**TASK INSTRUCTIONS**
1 – In the passage on compressing microscope video, what erosion diameter was used in all the experiments?
2 – Continue the passage on compressing microscope video from its last sentence.

**DOCUMENT PASSAGE**
##########

Fig. 3 plots the compressed size vs. threshold on the scores and the maximum lossless correlation threshold in all four cases. The compression ratios using standard techniques are also displayed as horizontal lines. TABLE 1 compares our best compression ratios against those achieved by standard compression techniques. TABLE 5 shows the compression ratios for different methods for all cases.
TABLE 5.
Techniques applied with our approach | Techniques applied without our approach | |||||
---|---|---|---|---|---|---|
Video | H.264 lossless |
Bzip2 | JPEG2000 lossless | JPEG2000 lossless |
Bzip2 | H.264 lossless |
Bead 1µm | 0.77% | 0.79% | 1.3% | 24% | 19% | 20% |
Bead 500nm | 20% | 21% | 23% | 31% | 29% | 28% |
Brightfield 1 | 44% | 49% | 46% | 47 % | 51% | 47% |
Brightfield 2 | 7.3% | 26% | 29% | 50% | 54% | 50% |
In all the experiments described above the erosion diameter was 3 pixels (this depends on the microscope point-spread size). The dilation diameter was set to 51 pixels, which is the size of the search radius for our tracking algorithm when it is testing for beads that disappear during tracking. For experiments without disappearing beads, the diameter can be set to be 24 pixels to achieve higher compression. Dilation radius depends on how many pixels the analysis algorithm looks at beyond the pixels that are part of the objects being analyzed.

##########

[Entries for boxed elements]
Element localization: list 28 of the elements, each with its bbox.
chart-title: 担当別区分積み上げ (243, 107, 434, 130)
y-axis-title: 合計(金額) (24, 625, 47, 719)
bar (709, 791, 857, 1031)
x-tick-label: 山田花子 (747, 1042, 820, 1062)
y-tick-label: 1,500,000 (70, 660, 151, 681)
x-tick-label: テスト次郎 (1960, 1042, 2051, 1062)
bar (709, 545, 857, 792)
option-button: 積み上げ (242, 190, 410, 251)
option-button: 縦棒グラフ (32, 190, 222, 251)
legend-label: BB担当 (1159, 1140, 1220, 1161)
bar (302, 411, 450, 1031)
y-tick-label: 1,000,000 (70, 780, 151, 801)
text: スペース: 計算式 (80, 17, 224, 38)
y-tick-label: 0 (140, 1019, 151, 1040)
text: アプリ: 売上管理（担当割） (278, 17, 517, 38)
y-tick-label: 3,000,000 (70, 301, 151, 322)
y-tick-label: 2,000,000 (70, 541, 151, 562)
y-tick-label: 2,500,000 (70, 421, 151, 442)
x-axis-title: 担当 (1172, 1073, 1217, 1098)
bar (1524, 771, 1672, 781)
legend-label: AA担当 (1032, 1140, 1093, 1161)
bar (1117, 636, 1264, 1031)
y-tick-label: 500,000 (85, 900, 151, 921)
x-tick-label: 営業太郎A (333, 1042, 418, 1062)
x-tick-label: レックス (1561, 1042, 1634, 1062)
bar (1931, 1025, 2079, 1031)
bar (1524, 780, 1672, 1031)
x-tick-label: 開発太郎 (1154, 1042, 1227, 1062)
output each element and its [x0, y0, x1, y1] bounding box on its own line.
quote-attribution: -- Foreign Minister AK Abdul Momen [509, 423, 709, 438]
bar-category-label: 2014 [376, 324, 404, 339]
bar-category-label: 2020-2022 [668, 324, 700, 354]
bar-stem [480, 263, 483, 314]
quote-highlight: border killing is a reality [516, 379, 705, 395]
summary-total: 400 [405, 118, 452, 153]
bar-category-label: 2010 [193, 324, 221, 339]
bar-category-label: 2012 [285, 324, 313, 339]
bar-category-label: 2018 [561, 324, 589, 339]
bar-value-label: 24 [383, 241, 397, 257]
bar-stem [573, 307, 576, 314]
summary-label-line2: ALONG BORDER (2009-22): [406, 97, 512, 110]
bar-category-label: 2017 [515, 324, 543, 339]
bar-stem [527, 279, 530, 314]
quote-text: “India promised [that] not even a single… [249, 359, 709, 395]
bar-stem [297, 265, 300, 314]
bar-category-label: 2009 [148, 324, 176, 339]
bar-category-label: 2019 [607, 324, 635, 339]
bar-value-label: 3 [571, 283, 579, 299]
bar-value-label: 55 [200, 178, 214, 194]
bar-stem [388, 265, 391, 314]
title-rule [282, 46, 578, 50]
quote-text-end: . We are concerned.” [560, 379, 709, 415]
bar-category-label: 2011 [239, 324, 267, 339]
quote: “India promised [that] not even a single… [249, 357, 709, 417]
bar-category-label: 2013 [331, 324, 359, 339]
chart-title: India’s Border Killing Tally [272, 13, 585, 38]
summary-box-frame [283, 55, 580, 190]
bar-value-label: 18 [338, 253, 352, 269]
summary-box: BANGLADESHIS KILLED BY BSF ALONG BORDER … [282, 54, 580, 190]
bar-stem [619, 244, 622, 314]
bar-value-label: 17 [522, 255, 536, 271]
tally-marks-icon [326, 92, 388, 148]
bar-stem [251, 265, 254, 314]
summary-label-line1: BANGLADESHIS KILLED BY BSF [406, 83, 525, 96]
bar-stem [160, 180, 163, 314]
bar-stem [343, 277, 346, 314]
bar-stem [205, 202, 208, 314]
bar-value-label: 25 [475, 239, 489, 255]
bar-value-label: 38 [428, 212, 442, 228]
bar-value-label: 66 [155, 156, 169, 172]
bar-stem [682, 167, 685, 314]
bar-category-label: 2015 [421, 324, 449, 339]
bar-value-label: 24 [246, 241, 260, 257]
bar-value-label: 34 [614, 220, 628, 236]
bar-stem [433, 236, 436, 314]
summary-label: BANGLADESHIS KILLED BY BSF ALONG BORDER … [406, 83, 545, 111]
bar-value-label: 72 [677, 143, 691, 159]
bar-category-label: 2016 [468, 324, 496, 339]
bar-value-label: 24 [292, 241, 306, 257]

##########

**EXERCISE ANSWERS**
1 – The erosion diameter was 3 pixels.

2 –
We investigated the question of how much the quality factor of H.264 lossless compression can be reduced before we saw changes in the analysis. We intended to show the relative sizes of the compressed video at the smallest H.264 lossy-compressed size that did not induce changes in the tracking compared to the size of our analysis-aware compression. However, in the four test cases (two fluorescence videos and two brightfield videos), the H.264 lossy compression changed the analysis results even at the setting that provided the least compression and gives the best video quality. This indicates that H.264 lossy compression at any level introduces changes in analysis.
We then investigated the question of how much impact the H.264 lossy compression has on tracking. This was done using a lossy compression level that matched the size of the compressed video produced by our analysis-aware compression with no loss. The metric we use for comparison is specific to our particular analysis mode, and is reported in units of fractions of the noise floor in our instrument.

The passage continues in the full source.